Dataset items
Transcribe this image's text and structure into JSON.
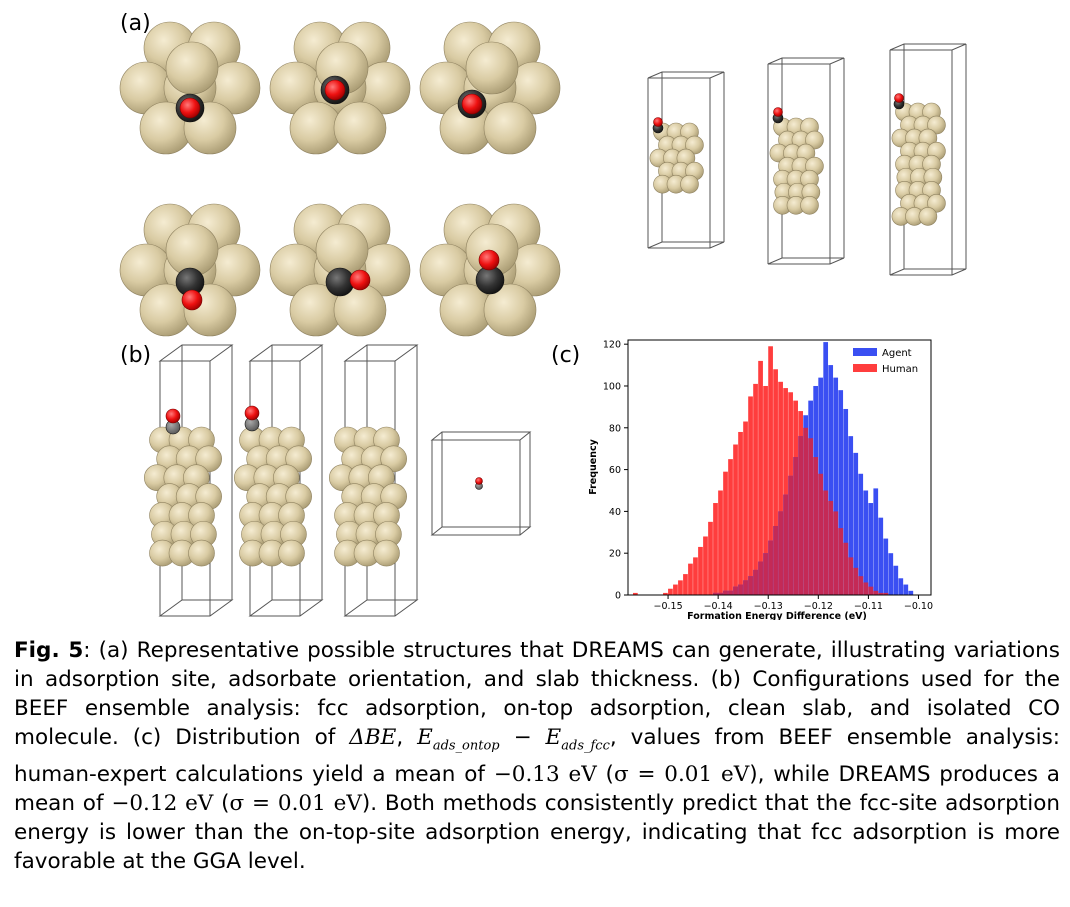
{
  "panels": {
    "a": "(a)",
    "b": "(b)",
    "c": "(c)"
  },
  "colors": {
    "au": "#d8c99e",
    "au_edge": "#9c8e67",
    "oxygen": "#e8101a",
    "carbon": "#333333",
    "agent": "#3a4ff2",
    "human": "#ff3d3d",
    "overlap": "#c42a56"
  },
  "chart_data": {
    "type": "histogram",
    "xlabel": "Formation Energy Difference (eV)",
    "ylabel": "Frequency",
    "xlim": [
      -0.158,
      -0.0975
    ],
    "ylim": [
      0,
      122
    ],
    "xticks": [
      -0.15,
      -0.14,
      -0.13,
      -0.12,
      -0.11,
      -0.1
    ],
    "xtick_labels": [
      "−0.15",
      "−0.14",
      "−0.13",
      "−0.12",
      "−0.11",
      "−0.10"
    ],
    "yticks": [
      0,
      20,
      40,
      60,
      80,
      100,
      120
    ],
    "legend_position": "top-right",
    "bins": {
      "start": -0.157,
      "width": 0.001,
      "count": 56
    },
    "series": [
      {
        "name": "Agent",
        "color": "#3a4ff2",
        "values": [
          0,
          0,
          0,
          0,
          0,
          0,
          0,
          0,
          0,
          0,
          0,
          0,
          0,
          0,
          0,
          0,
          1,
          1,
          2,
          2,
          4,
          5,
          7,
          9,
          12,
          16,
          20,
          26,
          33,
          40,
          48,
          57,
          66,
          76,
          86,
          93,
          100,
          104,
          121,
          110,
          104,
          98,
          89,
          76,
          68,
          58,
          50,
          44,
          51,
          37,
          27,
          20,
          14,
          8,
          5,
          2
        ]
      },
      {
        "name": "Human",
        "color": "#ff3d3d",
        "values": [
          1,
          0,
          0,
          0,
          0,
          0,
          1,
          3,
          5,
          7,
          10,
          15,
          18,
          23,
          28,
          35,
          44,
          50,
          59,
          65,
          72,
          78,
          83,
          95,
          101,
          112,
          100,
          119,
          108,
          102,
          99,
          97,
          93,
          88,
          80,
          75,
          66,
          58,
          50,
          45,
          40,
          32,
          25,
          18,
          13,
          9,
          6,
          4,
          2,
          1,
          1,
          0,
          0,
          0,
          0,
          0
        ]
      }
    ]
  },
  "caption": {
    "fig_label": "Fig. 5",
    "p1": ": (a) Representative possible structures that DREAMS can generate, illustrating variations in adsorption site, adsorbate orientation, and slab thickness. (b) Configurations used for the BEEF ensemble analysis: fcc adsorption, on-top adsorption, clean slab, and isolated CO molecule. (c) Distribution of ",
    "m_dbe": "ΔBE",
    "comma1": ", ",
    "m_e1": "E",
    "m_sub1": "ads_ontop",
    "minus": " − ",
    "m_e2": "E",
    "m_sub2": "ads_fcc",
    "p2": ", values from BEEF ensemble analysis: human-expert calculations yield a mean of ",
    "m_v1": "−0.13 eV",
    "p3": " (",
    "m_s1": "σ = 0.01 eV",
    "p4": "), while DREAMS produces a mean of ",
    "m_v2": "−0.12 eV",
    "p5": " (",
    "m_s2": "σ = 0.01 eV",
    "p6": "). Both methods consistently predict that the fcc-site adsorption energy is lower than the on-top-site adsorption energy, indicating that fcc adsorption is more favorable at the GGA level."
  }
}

**Written instruction**
Print the whole listing above once more, word for word, without its pictures.

**Solution for this task**
Transcribe this image's text and structure into JSON.
{
  "panels": {
    "a": "(a)",
    "b": "(b)",
    "c": "(c)"
  },
  "colors": {
    "au": "#d8c99e",
    "au_edge": "#9c8e67",
    "oxygen": "#e8101a",
    "carbon": "#333333",
    "agent": "#3a4ff2",
    "human": "#ff3d3d",
    "overlap": "#c42a56"
  },
  "chart_data": {
    "type": "histogram",
    "xlabel": "Formation Energy Difference (eV)",
    "ylabel": "Frequency",
    "xlim": [
      -0.158,
      -0.0975
    ],
    "ylim": [
      0,
      122
    ],
    "xticks": [
      -0.15,
      -0.14,
      -0.13,
      -0.12,
      -0.11,
      -0.1
    ],
    "xtick_labels": [
      "−0.15",
      "−0.14",
      "−0.13",
      "−0.12",
      "−0.11",
      "−0.10"
    ],
    "yticks": [
      0,
      20,
      40,
      60,
      80,
      100,
      120
    ],
    "legend_position": "top-right",
    "bins": {
      "start": -0.157,
      "width": 0.001,
      "count": 56
    },
    "series": [
      {
        "name": "Agent",
        "color": "#3a4ff2",
        "values": [
          0,
          0,
          0,
          0,
          0,
          0,
          0,
          0,
          0,
          0,
          0,
          0,
          0,
          0,
          0,
          0,
          1,
          1,
          2,
          2,
          4,
          5,
          7,
          9,
          12,
          16,
          20,
          26,
          33,
          40,
          48,
          57,
          66,
          76,
          86,
          93,
          100,
          104,
          121,
          110,
          104,
          98,
          89,
          76,
          68,
          58,
          50,
          44,
          51,
          37,
          27,
          20,
          14,
          8,
          5,
          2
        ]
      },
      {
        "name": "Human",
        "color": "#ff3d3d",
        "values": [
          1,
          0,
          0,
          0,
          0,
          0,
          1,
          3,
          5,
          7,
          10,
          15,
          18,
          23,
          28,
          35,
          44,
          50,
          59,
          65,
          72,
          78,
          83,
          95,
          101,
          112,
          100,
          119,
          108,
          102,
          99,
          97,
          93,
          88,
          80,
          75,
          66,
          58,
          50,
          45,
          40,
          32,
          25,
          18,
          13,
          9,
          6,
          4,
          2,
          1,
          1,
          0,
          0,
          0,
          0,
          0
        ]
      }
    ]
  },
  "caption": {
    "fig_label": "Fig. 5",
    "p1": ": (a) Representative possible structures that DREAMS can generate, illustrating variations in adsorption site, adsorbate orientation, and slab thickness. (b) Configurations used for the BEEF ensemble analysis: fcc adsorption, on-top adsorption, clean slab, and isolated CO molecule. (c) Distribution of ",
    "m_dbe": "ΔBE",
    "comma1": ", ",
    "m_e1": "E",
    "m_sub1": "ads_ontop",
    "minus": " − ",
    "m_e2": "E",
    "m_sub2": "ads_fcc",
    "p2": ", values from BEEF ensemble analysis: human-expert calculations yield a mean of ",
    "m_v1": "−0.13 eV",
    "p3": " (",
    "m_s1": "σ = 0.01 eV",
    "p4": "), while DREAMS produces a mean of ",
    "m_v2": "−0.12 eV",
    "p5": " (",
    "m_s2": "σ = 0.01 eV",
    "p6": "). Both methods consistently predict that the fcc-site adsorption energy is lower than the on-top-site adsorption energy, indicating that fcc adsorption is more favorable at the GGA level."
  }
}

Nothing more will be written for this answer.